Output all of the entries exactly as written.

:: Exercise input

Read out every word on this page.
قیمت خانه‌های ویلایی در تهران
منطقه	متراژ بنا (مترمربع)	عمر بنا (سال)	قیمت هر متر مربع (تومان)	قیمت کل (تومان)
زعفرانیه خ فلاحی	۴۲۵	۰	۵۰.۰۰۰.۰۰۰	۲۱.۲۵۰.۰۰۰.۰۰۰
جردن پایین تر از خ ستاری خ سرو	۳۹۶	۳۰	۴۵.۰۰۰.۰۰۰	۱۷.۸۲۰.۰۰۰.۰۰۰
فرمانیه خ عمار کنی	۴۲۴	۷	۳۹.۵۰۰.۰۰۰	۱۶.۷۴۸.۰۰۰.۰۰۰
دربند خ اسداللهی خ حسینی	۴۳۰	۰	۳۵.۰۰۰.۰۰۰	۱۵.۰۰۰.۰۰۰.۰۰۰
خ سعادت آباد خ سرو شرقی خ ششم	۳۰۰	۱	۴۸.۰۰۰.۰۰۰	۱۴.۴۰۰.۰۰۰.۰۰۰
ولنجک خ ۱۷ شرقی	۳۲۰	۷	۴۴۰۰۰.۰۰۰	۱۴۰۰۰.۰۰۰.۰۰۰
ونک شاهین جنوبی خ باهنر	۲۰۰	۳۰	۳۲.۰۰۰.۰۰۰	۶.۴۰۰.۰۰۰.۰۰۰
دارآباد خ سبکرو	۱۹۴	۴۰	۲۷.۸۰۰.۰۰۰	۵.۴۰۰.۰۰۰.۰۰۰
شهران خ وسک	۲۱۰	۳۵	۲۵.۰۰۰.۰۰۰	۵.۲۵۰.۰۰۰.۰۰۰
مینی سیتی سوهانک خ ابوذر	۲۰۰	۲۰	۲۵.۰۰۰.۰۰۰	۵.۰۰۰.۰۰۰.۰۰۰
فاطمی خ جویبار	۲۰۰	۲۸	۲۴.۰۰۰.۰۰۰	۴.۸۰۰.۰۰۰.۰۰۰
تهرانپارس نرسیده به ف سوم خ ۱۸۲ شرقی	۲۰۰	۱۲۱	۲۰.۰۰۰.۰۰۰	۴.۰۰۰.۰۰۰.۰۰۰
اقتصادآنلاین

::::

Finished answer:
Read out every word on this page.
قیمت خانه‌های ویلایی در تهران
منطقه	متراژ بنا (مترمربع)	عمر بنا (سال)	قیمت هر متر مربع (تومان)	قیمت کل (تومان)
زعفرانیه خ فلاحی	۴۲۵	۰	۵۰.۰۰۰.۰۰۰	۲۱.۲۵۰.۰۰۰.۰۰۰
جردن پایین تر از خ ستاری خ سرو	۳۹۶	۳۰	۴۵.۰۰۰.۰۰۰	۱۷.۸۲۰.۰۰۰.۰۰۰
فرمانیه خ عمار کنی	۴۲۴	۷	۳۹.۵۰۰.۰۰۰	۱۶.۷۴۸.۰۰۰.۰۰۰
دربند خ اسداللهی خ حسینی	۴۳۰	۰	۳۵.۰۰۰.۰۰۰	۱۵.۰۰۰.۰۰۰.۰۰۰
خ سعادت آباد خ سرو شرقی خ ششم	۳۰۰	۱	۴۸.۰۰۰.۰۰۰	۱۴.۴۰۰.۰۰۰.۰۰۰
ولنجک خ ۱۷ شرقی	۳۲۰	۷	۴۴۰۰۰.۰۰۰	۱۴۰۰۰.۰۰۰.۰۰۰
ونک شاهین جنوبی خ باهنر	۲۰۰	۳۰	۳۲.۰۰۰.۰۰۰	۶.۴۰۰.۰۰۰.۰۰۰
دارآباد خ سبکرو	۱۹۴	۴۰	۲۷.۸۰۰.۰۰۰	۵.۴۰۰.۰۰۰.۰۰۰
شهران خ وسک	۲۱۰	۳۵	۲۵.۰۰۰.۰۰۰	۵.۲۵۰.۰۰۰.۰۰۰
مینی سیتی سوهانک خ ابوذر	۲۰۰	۲۰	۲۵.۰۰۰.۰۰۰	۵.۰۰۰.۰۰۰.۰۰۰
فاطمی خ جویبار	۲۰۰	۲۸	۲۴.۰۰۰.۰۰۰	۴.۸۰۰.۰۰۰.۰۰۰
تهرانپارس نرسیده به ف سوم خ ۱۸۲ شرقی	۲۰۰	۱۲۱	۲۰.۰۰۰.۰۰۰	۴.۰۰۰.۰۰۰.۰۰۰
اقتصادآنلاین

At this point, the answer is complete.